--- TASK TO COMPLETE ---
Extract each line where the string "September" shows up.

Begin DATA SHOWN

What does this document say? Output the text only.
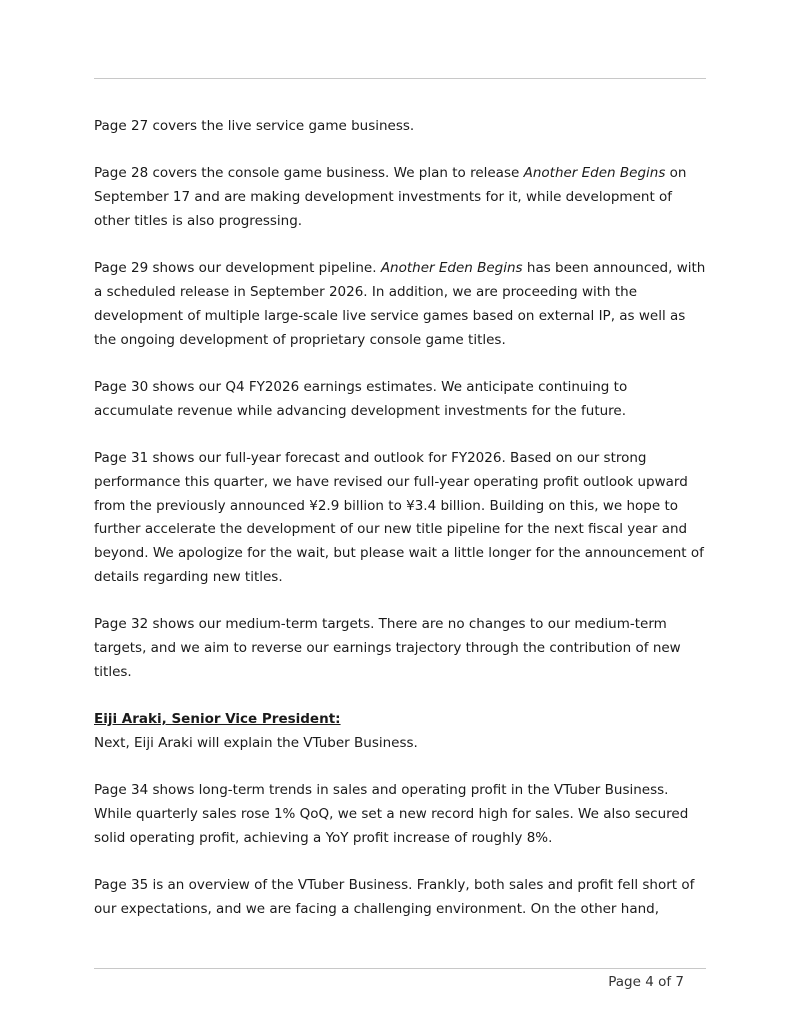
Page 27 covers the live service game business.

Page 28 covers the console game business. We plan to release Another Eden Begins on September 17 and are making development investments for it, while development of other titles is also progressing.

Page 29 shows our development pipeline. Another Eden Begins has been announced, with a scheduled release in September 2026. In addition, we are proceeding with the development of multiple large-scale live service games based on external IP, as well as the ongoing development of proprietary console game titles.

Page 30 shows our Q4 FY2026 earnings estimates. We anticipate continuing to accumulate revenue while advancing development investments for the future.

Page 31 shows our full-year forecast and outlook for FY2026. Based on our strong performance this quarter, we have revised our full-year operating profit outlook upward from the previously announced ¥2.9 billion to ¥3.4 billion. Building on this, we hope to further accelerate the development of our new title pipeline for the next fiscal year and beyond. We apologize for the wait, but please wait a little longer for the announcement of details regarding new titles.

Page 32 shows our medium-term targets. There are no changes to our medium-term targets, and we aim to reverse our earnings trajectory through the contribution of new titles.

Eiji Araki, Senior Vice President:
Next, Eiji Araki will explain the VTuber Business.

Page 34 shows long-term trends in sales and operating profit in the VTuber Business. While quarterly sales rose 1% QoQ, we set a new record high for sales. We also secured solid operating profit, achieving a YoY profit increase of roughly 8%.

Page 35 is an overview of the VTuber Business. Frankly, both sales and profit fell short of our expectations, and we are facing a challenging environment. On the other hand,

Page 4 of 7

End DATA SHOWN

--- COMPLETE OUTPUT ---
Page 28 covers the console game business. We plan to release Another Eden Begins on September 17 and are making development investments for it, while development of other titles is also progressing.
Page 29 shows our development pipeline. Another Eden Begins has been announced, with a scheduled release in September 2026. In addition, we are proceeding with the development of multiple large-scale live service games based on external IP, as well as the ongoing development of proprietary console game titles.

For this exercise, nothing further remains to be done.